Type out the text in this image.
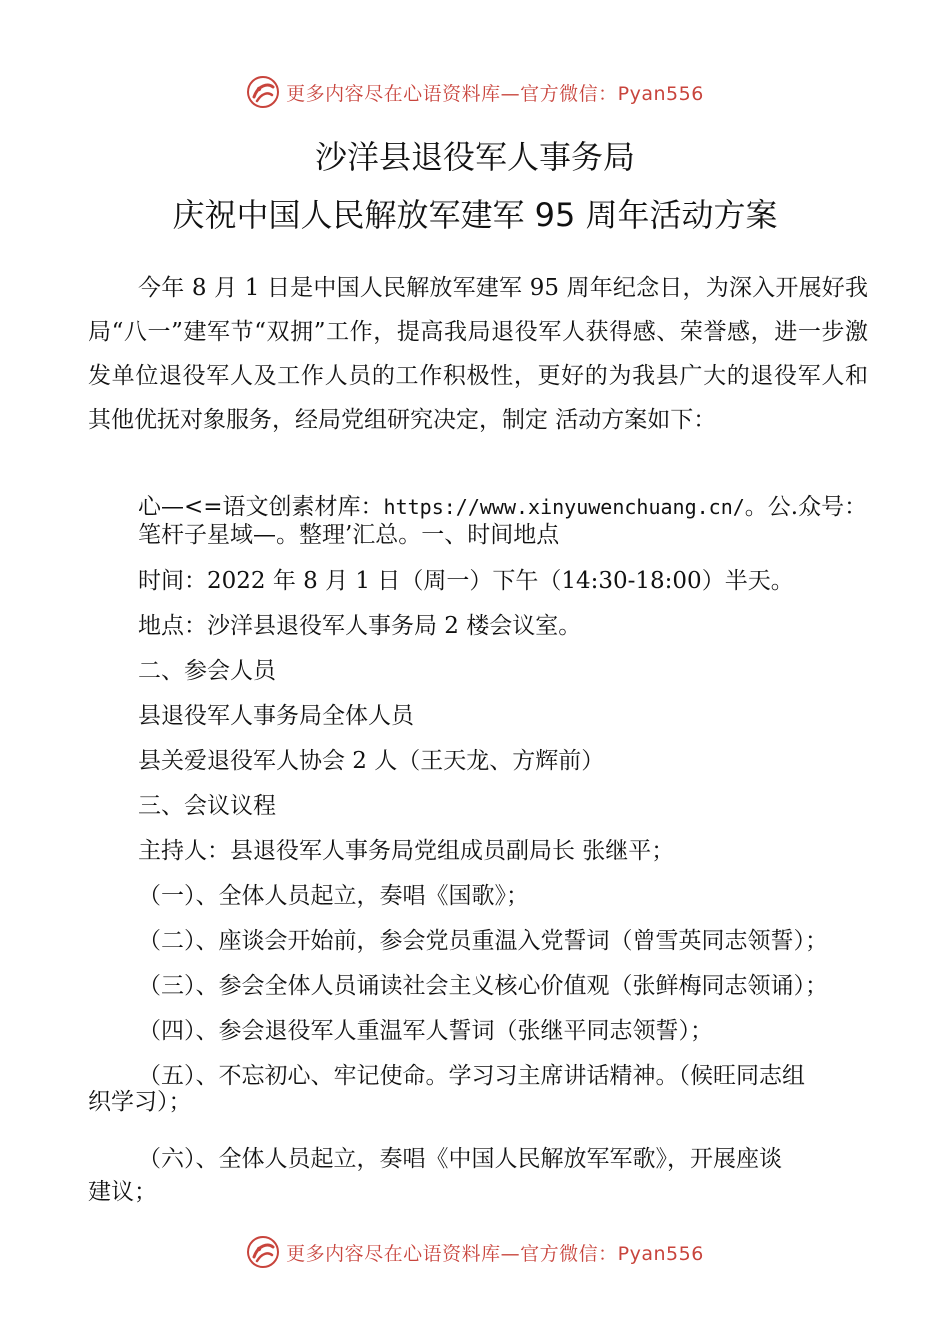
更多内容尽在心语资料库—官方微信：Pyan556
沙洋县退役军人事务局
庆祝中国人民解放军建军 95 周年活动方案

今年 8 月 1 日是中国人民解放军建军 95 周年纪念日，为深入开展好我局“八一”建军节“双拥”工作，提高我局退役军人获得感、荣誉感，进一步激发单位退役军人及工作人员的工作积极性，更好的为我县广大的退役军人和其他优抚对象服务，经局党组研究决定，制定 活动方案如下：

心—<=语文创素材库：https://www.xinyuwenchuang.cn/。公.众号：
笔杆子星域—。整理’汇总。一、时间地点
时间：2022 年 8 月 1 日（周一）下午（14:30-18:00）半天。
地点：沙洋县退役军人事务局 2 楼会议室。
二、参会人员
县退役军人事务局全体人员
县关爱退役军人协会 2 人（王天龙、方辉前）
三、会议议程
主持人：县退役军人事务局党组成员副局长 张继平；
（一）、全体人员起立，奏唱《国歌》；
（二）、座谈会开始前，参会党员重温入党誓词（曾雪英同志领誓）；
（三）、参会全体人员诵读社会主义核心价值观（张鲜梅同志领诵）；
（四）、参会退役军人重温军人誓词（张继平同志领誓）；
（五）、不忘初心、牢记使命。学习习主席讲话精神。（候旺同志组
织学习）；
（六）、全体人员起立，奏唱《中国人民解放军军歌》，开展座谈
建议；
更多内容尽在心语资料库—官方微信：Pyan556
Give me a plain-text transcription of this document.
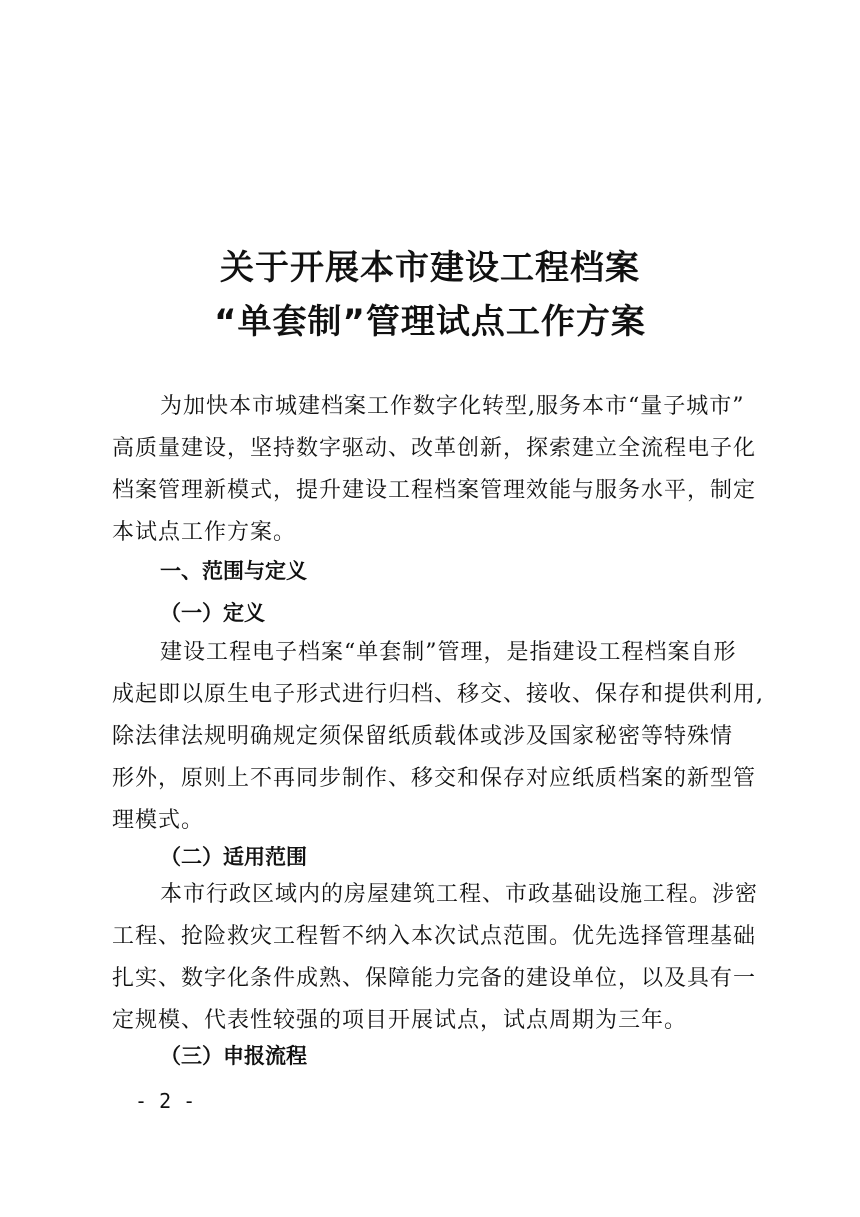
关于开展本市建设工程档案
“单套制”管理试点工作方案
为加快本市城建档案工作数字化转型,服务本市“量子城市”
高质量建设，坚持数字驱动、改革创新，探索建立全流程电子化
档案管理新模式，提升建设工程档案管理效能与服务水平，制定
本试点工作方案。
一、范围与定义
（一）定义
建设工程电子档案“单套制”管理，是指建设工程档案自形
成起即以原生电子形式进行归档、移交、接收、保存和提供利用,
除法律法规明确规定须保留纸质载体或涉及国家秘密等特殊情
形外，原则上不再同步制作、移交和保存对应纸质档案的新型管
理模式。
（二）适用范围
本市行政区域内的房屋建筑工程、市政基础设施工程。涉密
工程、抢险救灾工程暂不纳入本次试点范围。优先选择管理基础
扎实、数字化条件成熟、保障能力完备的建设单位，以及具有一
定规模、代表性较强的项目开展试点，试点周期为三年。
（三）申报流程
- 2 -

-=-=-=-=-

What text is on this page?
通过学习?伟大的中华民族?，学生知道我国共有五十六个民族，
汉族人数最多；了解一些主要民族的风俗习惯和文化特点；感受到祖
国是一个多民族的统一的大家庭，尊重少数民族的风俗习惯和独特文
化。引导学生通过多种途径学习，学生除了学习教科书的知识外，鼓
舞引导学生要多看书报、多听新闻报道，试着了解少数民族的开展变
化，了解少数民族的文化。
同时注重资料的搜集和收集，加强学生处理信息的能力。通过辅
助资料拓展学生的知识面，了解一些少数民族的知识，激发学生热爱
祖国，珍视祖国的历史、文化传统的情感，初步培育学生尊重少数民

-=-=-=-=-

GIVEN TASK: From the entries above, pull out each line that includes "this".

FULL ANSWER:
Type out the text in this image.
Give me a plain-text transcription of this document.
What text is on this page?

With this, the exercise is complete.